#### [Set problem]
Extract each line where the string "Workstation" shows up.
>> BEGIN Source data
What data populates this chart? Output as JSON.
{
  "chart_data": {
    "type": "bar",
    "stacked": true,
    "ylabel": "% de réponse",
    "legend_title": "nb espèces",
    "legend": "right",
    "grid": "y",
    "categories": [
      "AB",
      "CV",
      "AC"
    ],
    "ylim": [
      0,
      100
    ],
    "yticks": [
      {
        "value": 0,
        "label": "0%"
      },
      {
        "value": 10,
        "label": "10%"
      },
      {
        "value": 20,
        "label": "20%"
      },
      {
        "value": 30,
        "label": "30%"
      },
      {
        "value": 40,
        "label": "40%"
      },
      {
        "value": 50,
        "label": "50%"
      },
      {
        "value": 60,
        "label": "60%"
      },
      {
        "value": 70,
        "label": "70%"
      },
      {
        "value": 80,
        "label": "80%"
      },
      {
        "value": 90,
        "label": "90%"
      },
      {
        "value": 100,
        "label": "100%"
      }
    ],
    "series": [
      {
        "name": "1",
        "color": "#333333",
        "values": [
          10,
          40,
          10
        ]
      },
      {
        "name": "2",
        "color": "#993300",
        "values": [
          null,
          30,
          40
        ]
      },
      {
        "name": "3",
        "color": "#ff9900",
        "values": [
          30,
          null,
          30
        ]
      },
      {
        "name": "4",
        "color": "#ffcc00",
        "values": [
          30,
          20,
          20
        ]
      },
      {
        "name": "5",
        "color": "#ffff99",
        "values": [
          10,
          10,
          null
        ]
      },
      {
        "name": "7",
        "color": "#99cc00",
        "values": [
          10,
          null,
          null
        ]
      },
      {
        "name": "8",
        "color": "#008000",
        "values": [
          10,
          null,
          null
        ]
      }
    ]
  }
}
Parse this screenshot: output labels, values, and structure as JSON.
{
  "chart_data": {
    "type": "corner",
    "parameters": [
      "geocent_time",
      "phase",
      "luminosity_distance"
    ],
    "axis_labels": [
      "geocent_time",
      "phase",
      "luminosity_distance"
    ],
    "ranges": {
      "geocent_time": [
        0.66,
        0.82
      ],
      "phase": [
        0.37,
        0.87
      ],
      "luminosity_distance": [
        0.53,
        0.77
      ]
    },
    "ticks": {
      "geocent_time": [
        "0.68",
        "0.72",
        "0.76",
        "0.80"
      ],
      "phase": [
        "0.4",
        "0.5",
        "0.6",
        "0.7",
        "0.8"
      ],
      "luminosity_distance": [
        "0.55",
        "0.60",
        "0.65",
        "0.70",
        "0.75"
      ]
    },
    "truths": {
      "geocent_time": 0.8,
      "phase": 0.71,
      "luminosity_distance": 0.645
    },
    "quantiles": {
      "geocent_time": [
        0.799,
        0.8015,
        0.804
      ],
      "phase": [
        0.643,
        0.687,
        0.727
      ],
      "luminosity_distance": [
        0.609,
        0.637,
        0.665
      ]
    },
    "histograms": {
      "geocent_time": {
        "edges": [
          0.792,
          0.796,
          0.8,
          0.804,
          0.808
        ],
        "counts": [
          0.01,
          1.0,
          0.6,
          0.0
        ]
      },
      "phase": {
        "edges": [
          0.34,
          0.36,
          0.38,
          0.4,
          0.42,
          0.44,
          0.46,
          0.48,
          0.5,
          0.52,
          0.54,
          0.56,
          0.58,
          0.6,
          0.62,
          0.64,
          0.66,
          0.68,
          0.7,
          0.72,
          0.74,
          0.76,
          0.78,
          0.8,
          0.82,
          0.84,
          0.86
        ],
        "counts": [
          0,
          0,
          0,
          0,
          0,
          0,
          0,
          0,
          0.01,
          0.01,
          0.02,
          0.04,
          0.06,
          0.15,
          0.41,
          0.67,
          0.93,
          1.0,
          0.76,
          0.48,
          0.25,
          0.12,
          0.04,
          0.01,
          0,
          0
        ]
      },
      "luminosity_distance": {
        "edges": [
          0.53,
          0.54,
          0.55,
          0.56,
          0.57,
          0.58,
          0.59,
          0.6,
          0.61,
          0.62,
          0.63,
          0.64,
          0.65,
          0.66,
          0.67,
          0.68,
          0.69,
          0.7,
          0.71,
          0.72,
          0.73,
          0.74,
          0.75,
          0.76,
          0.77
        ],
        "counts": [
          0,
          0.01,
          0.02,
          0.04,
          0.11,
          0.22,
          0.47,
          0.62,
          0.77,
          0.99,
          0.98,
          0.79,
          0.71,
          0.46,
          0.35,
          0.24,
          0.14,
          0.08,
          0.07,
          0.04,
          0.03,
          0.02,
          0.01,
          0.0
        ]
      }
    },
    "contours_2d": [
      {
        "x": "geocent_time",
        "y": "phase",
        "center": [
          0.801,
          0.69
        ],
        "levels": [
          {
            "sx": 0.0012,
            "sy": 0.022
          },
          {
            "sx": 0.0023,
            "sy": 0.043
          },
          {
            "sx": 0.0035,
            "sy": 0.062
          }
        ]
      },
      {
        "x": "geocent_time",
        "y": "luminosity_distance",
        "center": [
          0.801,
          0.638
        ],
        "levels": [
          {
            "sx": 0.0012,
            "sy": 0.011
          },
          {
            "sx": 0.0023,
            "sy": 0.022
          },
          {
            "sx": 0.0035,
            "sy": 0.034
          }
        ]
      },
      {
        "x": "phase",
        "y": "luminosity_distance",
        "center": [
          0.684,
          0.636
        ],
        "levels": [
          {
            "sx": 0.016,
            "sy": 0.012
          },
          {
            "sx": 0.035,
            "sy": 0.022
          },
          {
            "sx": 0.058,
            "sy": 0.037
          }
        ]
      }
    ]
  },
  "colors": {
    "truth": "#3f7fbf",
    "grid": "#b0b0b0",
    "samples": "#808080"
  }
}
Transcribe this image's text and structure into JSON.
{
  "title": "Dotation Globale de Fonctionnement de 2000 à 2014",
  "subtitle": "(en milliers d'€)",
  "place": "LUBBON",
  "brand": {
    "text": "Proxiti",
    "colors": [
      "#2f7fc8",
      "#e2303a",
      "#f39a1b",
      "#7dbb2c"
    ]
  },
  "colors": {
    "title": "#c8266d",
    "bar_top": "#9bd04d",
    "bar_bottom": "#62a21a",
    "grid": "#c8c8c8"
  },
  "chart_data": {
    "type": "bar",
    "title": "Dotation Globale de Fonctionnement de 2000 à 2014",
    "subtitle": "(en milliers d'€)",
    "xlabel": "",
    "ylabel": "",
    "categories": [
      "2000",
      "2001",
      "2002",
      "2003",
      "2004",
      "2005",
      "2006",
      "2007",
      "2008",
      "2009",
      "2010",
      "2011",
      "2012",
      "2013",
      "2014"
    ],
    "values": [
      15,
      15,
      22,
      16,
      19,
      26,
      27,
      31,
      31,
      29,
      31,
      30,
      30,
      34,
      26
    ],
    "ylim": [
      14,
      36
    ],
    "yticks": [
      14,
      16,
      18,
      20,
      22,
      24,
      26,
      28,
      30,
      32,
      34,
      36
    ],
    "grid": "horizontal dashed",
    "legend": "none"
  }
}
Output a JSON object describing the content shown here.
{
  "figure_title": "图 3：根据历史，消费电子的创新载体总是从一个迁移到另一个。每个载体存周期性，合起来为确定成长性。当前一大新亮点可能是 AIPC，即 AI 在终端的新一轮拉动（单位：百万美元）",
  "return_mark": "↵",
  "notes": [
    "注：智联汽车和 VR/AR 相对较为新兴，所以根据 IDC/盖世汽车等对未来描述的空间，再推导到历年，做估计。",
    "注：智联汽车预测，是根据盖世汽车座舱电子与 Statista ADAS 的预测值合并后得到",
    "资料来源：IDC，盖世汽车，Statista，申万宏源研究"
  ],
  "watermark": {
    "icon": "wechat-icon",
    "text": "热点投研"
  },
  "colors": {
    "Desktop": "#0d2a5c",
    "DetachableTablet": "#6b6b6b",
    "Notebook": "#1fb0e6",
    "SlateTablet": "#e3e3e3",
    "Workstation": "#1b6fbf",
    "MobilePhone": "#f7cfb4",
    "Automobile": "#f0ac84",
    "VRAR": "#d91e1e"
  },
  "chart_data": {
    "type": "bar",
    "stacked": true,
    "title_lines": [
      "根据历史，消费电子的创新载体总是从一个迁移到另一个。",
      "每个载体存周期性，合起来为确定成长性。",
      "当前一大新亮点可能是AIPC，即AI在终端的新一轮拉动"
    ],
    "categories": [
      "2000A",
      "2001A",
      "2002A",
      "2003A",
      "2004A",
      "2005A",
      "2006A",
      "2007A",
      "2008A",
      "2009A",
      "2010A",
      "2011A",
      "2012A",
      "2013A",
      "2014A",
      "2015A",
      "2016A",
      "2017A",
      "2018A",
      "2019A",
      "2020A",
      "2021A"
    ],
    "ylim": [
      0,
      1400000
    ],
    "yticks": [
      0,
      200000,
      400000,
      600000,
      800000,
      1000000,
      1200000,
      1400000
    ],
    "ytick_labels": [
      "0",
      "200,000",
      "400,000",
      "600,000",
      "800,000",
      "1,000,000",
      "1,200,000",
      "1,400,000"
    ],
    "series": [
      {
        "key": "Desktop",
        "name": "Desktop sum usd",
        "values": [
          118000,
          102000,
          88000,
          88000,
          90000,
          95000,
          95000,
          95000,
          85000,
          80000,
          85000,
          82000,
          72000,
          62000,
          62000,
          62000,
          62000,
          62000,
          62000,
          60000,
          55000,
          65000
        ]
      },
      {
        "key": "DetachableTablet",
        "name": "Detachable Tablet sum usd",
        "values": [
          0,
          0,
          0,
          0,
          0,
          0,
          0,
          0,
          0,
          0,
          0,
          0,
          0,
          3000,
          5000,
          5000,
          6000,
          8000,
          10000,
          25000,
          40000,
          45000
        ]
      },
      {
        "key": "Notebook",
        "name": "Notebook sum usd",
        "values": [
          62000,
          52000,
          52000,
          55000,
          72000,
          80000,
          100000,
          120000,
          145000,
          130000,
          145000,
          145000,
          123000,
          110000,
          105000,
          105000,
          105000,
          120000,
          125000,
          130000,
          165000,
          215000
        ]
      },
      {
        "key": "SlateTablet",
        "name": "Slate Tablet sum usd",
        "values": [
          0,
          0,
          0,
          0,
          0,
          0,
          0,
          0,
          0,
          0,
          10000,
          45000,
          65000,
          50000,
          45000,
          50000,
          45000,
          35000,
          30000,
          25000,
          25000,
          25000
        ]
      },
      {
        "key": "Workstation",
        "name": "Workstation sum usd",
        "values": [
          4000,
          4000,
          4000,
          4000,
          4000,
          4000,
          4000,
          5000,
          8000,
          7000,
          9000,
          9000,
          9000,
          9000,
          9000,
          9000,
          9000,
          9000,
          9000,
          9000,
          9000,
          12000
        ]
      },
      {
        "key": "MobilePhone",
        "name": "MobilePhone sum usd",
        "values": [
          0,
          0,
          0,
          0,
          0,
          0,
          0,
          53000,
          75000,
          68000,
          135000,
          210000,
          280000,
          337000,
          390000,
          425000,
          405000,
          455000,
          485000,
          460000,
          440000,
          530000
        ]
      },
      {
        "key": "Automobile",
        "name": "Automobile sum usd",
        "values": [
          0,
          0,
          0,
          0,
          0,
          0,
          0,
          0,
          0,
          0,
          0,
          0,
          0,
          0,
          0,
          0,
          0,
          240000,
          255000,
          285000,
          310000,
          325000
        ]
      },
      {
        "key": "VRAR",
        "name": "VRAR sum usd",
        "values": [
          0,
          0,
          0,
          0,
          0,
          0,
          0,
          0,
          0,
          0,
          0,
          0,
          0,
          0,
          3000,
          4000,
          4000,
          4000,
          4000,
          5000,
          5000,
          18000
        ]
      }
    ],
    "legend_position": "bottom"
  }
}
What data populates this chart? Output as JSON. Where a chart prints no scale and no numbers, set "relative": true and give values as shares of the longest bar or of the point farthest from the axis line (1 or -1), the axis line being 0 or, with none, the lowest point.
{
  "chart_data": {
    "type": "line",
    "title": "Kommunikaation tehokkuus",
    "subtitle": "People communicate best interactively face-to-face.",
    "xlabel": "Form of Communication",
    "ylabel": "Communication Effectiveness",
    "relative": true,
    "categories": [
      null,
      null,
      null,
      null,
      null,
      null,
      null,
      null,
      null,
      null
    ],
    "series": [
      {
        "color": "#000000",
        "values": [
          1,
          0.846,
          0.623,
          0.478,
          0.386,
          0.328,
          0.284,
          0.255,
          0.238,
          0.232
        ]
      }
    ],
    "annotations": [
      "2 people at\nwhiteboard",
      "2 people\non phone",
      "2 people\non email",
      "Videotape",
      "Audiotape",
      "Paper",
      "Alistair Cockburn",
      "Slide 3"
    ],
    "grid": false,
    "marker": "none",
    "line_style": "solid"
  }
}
>> END Source data
#### [Result of the task]
    "Workstation": "#1b6fbf",
        "key": "Workstation",
        "name": "Workstation sum usd",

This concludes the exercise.